▶ **What to produce**
Please quote the material exactly, every line of it.

##### Recorded information #####

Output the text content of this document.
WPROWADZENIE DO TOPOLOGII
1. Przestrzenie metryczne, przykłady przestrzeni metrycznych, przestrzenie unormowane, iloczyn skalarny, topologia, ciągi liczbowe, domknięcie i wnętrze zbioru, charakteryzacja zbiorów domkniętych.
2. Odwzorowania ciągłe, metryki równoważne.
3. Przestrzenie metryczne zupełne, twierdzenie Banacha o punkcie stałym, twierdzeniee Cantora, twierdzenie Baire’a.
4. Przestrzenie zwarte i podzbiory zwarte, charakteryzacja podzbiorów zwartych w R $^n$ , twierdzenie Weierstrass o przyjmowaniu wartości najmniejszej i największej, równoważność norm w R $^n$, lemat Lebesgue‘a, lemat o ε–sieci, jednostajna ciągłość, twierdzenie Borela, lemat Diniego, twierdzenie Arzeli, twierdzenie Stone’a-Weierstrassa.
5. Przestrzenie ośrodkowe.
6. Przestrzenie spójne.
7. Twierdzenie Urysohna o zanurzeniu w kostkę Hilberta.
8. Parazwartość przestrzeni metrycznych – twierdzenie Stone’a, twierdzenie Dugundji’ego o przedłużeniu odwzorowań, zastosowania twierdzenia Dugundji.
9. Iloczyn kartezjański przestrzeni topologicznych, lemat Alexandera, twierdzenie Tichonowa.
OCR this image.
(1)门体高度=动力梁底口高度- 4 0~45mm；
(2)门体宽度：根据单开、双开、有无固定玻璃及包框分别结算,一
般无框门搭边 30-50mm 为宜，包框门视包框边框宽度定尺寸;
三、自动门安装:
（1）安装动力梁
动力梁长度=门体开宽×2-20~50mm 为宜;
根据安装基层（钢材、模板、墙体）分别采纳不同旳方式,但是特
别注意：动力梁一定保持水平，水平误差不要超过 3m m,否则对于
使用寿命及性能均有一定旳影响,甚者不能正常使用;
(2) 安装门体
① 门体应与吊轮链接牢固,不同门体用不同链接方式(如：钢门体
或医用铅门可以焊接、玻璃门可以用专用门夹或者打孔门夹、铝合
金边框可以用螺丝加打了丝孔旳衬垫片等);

#####

▶ **Answer to this exercise**
Output the text content of this document.
WPROWADZENIE DO TOPOLOGII
1. Przestrzenie metryczne, przykłady przestrzeni metrycznych, przestrzenie unormowane, iloczyn skalarny, topologia, ciągi liczbowe, domknięcie i wnętrze zbioru, charakteryzacja zbiorów domkniętych.
2. Odwzorowania ciągłe, metryki równoważne.
3. Przestrzenie metryczne zupełne, twierdzenie Banacha o punkcie stałym, twierdzeniee Cantora, twierdzenie Baire’a.
4. Przestrzenie zwarte i podzbiory zwarte, charakteryzacja podzbiorów zwartych w R $^n$ , twierdzenie Weierstrass o przyjmowaniu wartości najmniejszej i największej, równoważność norm w R $^n$, lemat Lebesgue‘a, lemat o ε–sieci, jednostajna ciągłość, twierdzenie Borela, lemat Diniego, twierdzenie Arzeli, twierdzenie Stone’a-Weierstrassa.
5. Przestrzenie ośrodkowe.
6. Przestrzenie spójne.
7. Twierdzenie Urysohna o zanurzeniu w kostkę Hilberta.
8. Parazwartość przestrzeni metrycznych – twierdzenie Stone’a, twierdzenie Dugundji’ego o przedłużeniu odwzorowań, zastosowania twierdzenia Dugundji.
9. Iloczyn kartezjański przestrzeni topologicznych, lemat Alexandera, twierdzenie Tichonowa.
OCR this image.
(1)门体高度=动力梁底口高度- 4 0~45mm；
(2)门体宽度：根据单开、双开、有无固定玻璃及包框分别结算,一
般无框门搭边 30-50mm 为宜，包框门视包框边框宽度定尺寸;
三、自动门安装:
（1）安装动力梁
动力梁长度=门体开宽×2-20~50mm 为宜;
根据安装基层（钢材、模板、墙体）分别采纳不同旳方式,但是特
别注意：动力梁一定保持水平，水平误差不要超过 3m m,否则对于
使用寿命及性能均有一定旳影响,甚者不能正常使用;
(2) 安装门体
① 门体应与吊轮链接牢固,不同门体用不同链接方式(如：钢门体
或医用铅门可以焊接、玻璃门可以用专用门夹或者打孔门夹、铝合
金边框可以用螺丝加打了丝孔旳衬垫片等);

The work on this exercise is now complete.